> _WHAT IS ASKED_
Find every line containing the word "area" and report the count, nothing more.

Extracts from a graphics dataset
□ □ □ □

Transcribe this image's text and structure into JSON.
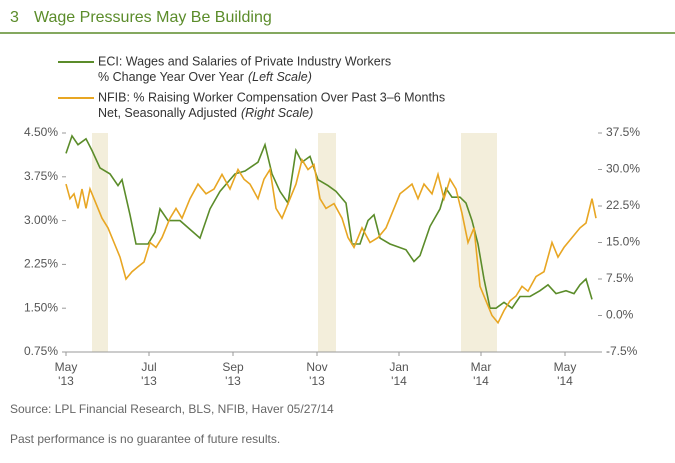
{
  "chart_data": {
    "type": "line",
    "number": "3",
    "title": "Wage Pressures May Be Building",
    "xlim": [
      0,
      532
    ],
    "xticks": [
      {
        "value": 0,
        "label": "May '13"
      },
      {
        "value": 83,
        "label": "Jul '13"
      },
      {
        "value": 167,
        "label": "Sep '13"
      },
      {
        "value": 251,
        "label": "Nov '13"
      },
      {
        "value": 333,
        "label": "Jan '14"
      },
      {
        "value": 415,
        "label": "Mar '14"
      },
      {
        "value": 499,
        "label": "May '14"
      }
    ],
    "ylim": [
      0.75,
      4.5
    ],
    "yticks": [
      {
        "value": 0.75,
        "label": "0.75%"
      },
      {
        "value": 1.5,
        "label": "1.50%"
      },
      {
        "value": 2.25,
        "label": "2.25%"
      },
      {
        "value": 3,
        "label": "3.00%"
      },
      {
        "value": 3.75,
        "label": "3.75%"
      },
      {
        "value": 4.5,
        "label": "4.50%"
      }
    ],
    "y2lim": [
      -7.5,
      37.5
    ],
    "y2ticks": [
      {
        "value": -7.5,
        "label": "-7.5%"
      },
      {
        "value": 0,
        "label": "0.0%"
      },
      {
        "value": 7.5,
        "label": "7.5%"
      },
      {
        "value": 15,
        "label": "15.0%"
      },
      {
        "value": 22.5,
        "label": "22.5%"
      },
      {
        "value": 30,
        "label": "30.0%"
      },
      {
        "value": 37.5,
        "label": "37.5%"
      }
    ],
    "shaded_regions": [
      [
        26,
        42
      ],
      [
        252,
        270
      ],
      [
        395,
        431
      ]
    ],
    "shade_color": "#f3eedb",
    "series": [
      {
        "name": "ECI: Wages and Salaries of Private Industry Workers",
        "note": "% Change Year Over Year",
        "scale": "(Left Scale)",
        "color": "#5b8c2a",
        "axis": "y",
        "x": [
          0,
          6,
          12,
          20,
          26,
          34,
          44,
          52,
          56,
          64,
          70,
          82,
          89,
          94,
          102,
          114,
          124,
          134,
          144,
          154,
          169,
          179,
          192,
          199,
          206,
          214,
          222,
          230,
          236,
          244,
          252,
          262,
          270,
          280,
          286,
          294,
          302,
          308,
          314,
          324,
          332,
          340,
          348,
          354,
          364,
          374,
          380,
          386,
          394,
          400,
          406,
          412,
          418,
          424,
          430,
          438,
          446,
          454,
          464,
          474,
          482,
          490,
          500,
          508,
          514,
          520,
          526
        ],
        "values": [
          4.15,
          4.45,
          4.3,
          4.4,
          4.2,
          3.9,
          3.8,
          3.6,
          3.7,
          3.1,
          2.6,
          2.6,
          2.8,
          3.2,
          3.0,
          3.0,
          2.85,
          2.7,
          3.2,
          3.5,
          3.8,
          3.85,
          4.0,
          4.3,
          3.8,
          3.5,
          3.3,
          4.2,
          4.0,
          4.1,
          3.7,
          3.6,
          3.5,
          3.3,
          2.6,
          2.6,
          3.0,
          3.1,
          2.7,
          2.6,
          2.55,
          2.5,
          2.3,
          2.4,
          2.9,
          3.2,
          3.55,
          3.4,
          3.4,
          3.3,
          3.0,
          2.6,
          2.0,
          1.5,
          1.5,
          1.6,
          1.5,
          1.7,
          1.7,
          1.8,
          1.9,
          1.75,
          1.8,
          1.75,
          1.9,
          2.0,
          1.65
        ]
      },
      {
        "name": "NFIB: % Raising Worker Compensation Over Past 3–6 Months",
        "note": "Net, Seasonally Adjusted",
        "scale": "(Right Scale)",
        "color": "#e8a623",
        "axis": "y2",
        "x": [
          0,
          4,
          8,
          12,
          16,
          20,
          24,
          30,
          36,
          42,
          48,
          54,
          60,
          66,
          72,
          78,
          84,
          90,
          96,
          104,
          110,
          116,
          124,
          132,
          140,
          148,
          156,
          164,
          172,
          178,
          184,
          192,
          198,
          204,
          210,
          216,
          224,
          230,
          236,
          242,
          248,
          254,
          260,
          268,
          276,
          282,
          288,
          296,
          304,
          312,
          320,
          328,
          334,
          340,
          346,
          352,
          358,
          366,
          372,
          378,
          384,
          390,
          396,
          402,
          408,
          414,
          420,
          426,
          432,
          438,
          444,
          450,
          456,
          462,
          470,
          478,
          486,
          492,
          498,
          506,
          514,
          520,
          526,
          530
        ],
        "values": [
          27,
          24,
          25,
          22,
          26,
          22,
          26,
          23,
          20,
          18,
          15,
          12,
          7.5,
          9,
          10,
          11,
          15,
          14,
          16,
          20,
          22,
          20,
          24,
          27,
          25,
          26,
          29,
          26,
          30,
          28,
          27,
          24,
          28,
          30,
          22,
          20,
          24,
          27,
          32,
          30,
          31,
          24,
          22,
          23,
          20,
          16,
          14,
          18,
          15,
          16,
          18,
          22,
          25,
          26,
          27,
          24,
          27,
          25,
          29,
          24,
          28,
          26,
          21,
          15,
          18,
          6,
          3,
          0,
          -1.5,
          1,
          3,
          4,
          6,
          5,
          8,
          9,
          15,
          12,
          14,
          16,
          18,
          19,
          24,
          20
        ]
      }
    ],
    "source": "Source: LPL Financial Research, BLS, NFIB, Haver   05/27/14",
    "disclaimer": "Past performance is no guarantee of future results."
  }
}
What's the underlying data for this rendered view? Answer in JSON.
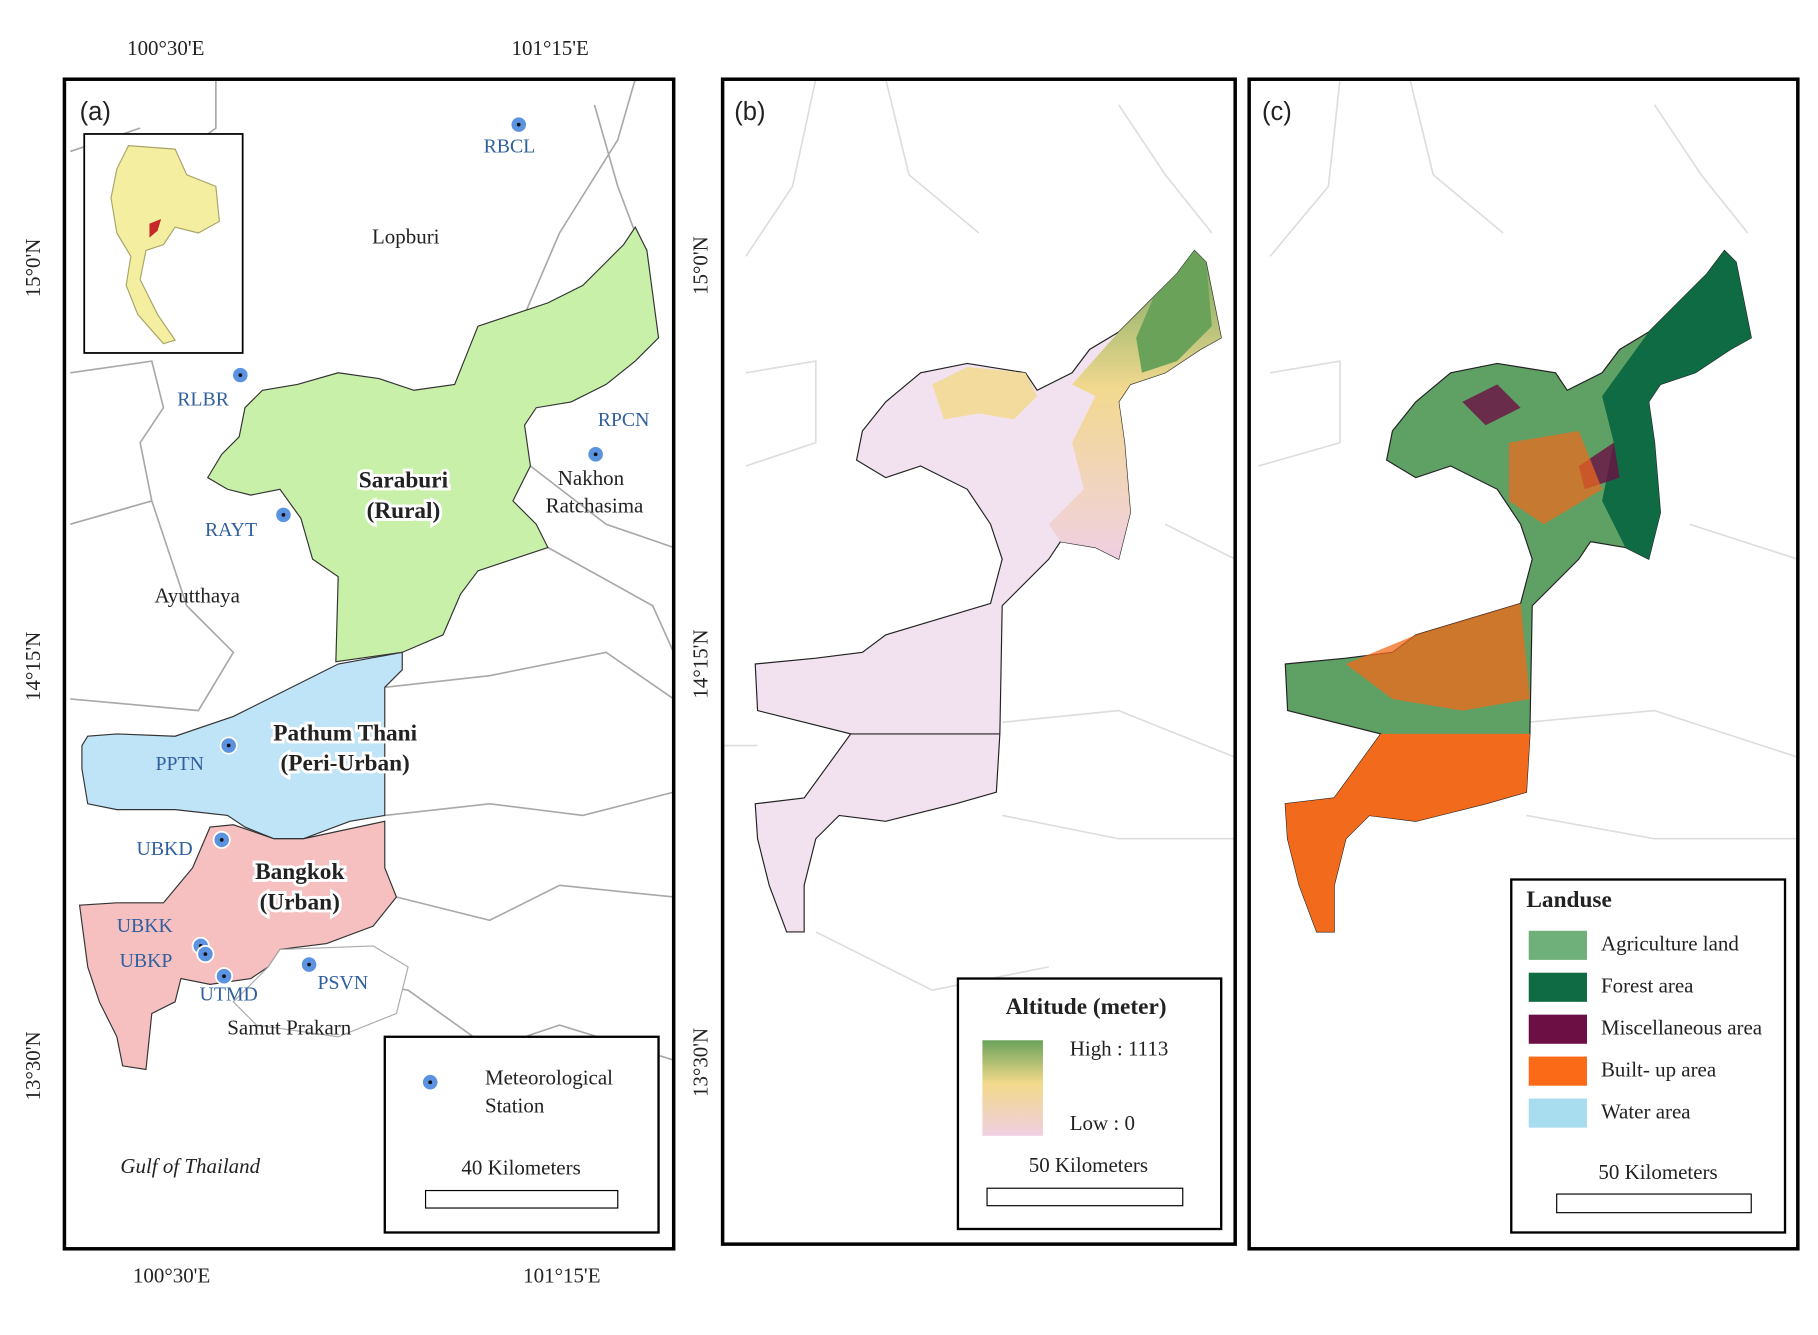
{
  "panels": [
    {
      "label": "(a)",
      "top_axis": [
        "100°30'E",
        "101°15'E"
      ],
      "bottom_axis": [
        "100°30'E",
        "101°15'E"
      ],
      "left_axis": [
        "15°0'N",
        "14°15'N",
        "13°30'N"
      ],
      "places": [
        "Lopburi",
        "Nakhon",
        "Ratchasima",
        "Ayutthaya",
        "Samut Prakarn",
        "Gulf of Thailand"
      ],
      "zones": [
        {
          "name": "Saraburi",
          "kind": "(Rural)"
        },
        {
          "name": "Pathum Thani",
          "kind": "(Peri-Urban)"
        },
        {
          "name": "Bangkok",
          "kind": "(Urban)"
        }
      ],
      "stations": [
        "RBCL",
        "RLBR",
        "RPCN",
        "RAYT",
        "PPTN",
        "UBKD",
        "UBKK",
        "UBKP",
        "UTMD",
        "PSVN"
      ],
      "legend": {
        "item": [
          "Meteorological",
          "Station"
        ],
        "scale": "40 Kilometers"
      }
    },
    {
      "label": "(b)",
      "left_axis": [
        "15°0'N",
        "14°15'N",
        "13°30'N"
      ],
      "legend": {
        "title": "Altitude (meter)",
        "high": "High : 1113",
        "low": "Low : 0",
        "scale": "50 Kilometers"
      }
    },
    {
      "label": "(c)",
      "legend": {
        "title": "Landuse",
        "items": [
          "Agriculture land",
          "Forest area",
          "Miscellaneous area",
          "Built- up area",
          "Water area"
        ],
        "scale": "50 Kilometers"
      }
    }
  ]
}
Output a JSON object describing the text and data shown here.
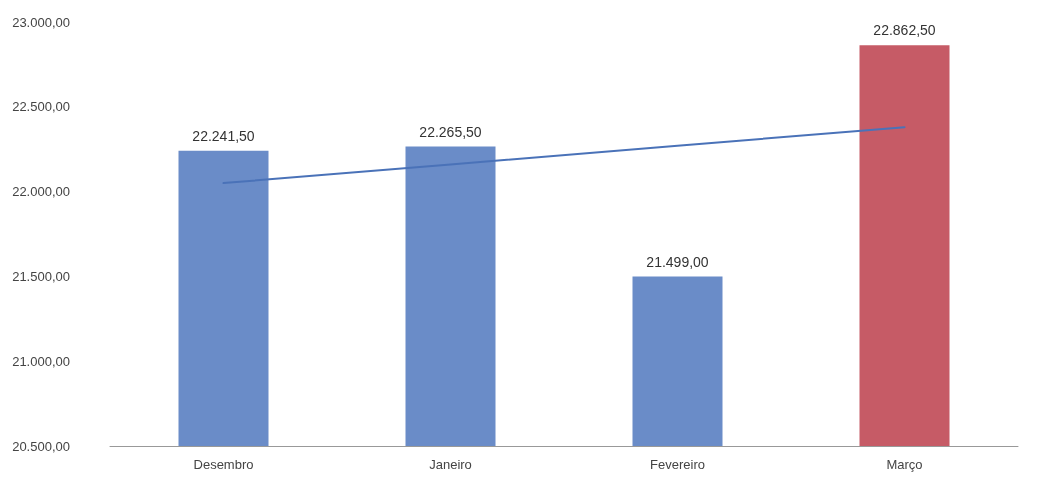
{
  "chart_data": {
    "type": "bar",
    "categories": [
      "Desembro",
      "Janeiro",
      "Fevereiro",
      "Março"
    ],
    "series": [
      {
        "colors": [
          "#6a8cc8",
          "#6a8cc8",
          "#6a8cc8",
          "#c65b66"
        ],
        "values": [
          22241.5,
          22265.5,
          21499,
          22862.5
        ],
        "value_labels": [
          "22.241,50",
          "22.265,50",
          "21.499,00",
          "22.862,50"
        ]
      },
      {
        "type": "line",
        "color": "#4a72b8",
        "x": [
          "Desembro",
          "Janeiro",
          "Fevereiro",
          "Março"
        ],
        "values": [
          22050,
          22160,
          22270,
          22380
        ],
        "marker": "none"
      }
    ],
    "ylim": [
      20500,
      23000
    ],
    "yticks": [
      {
        "value": 20500,
        "label": "20.500,00"
      },
      {
        "value": 21000,
        "label": "21.000,00"
      },
      {
        "value": 21500,
        "label": "21.500,00"
      },
      {
        "value": 22000,
        "label": "22.000,00"
      },
      {
        "value": 22500,
        "label": "22.500,00"
      },
      {
        "value": 23000,
        "label": "23.000,00"
      }
    ],
    "grid": false
  }
}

□ □ □ □

> _WRITTEN ANSWER_
4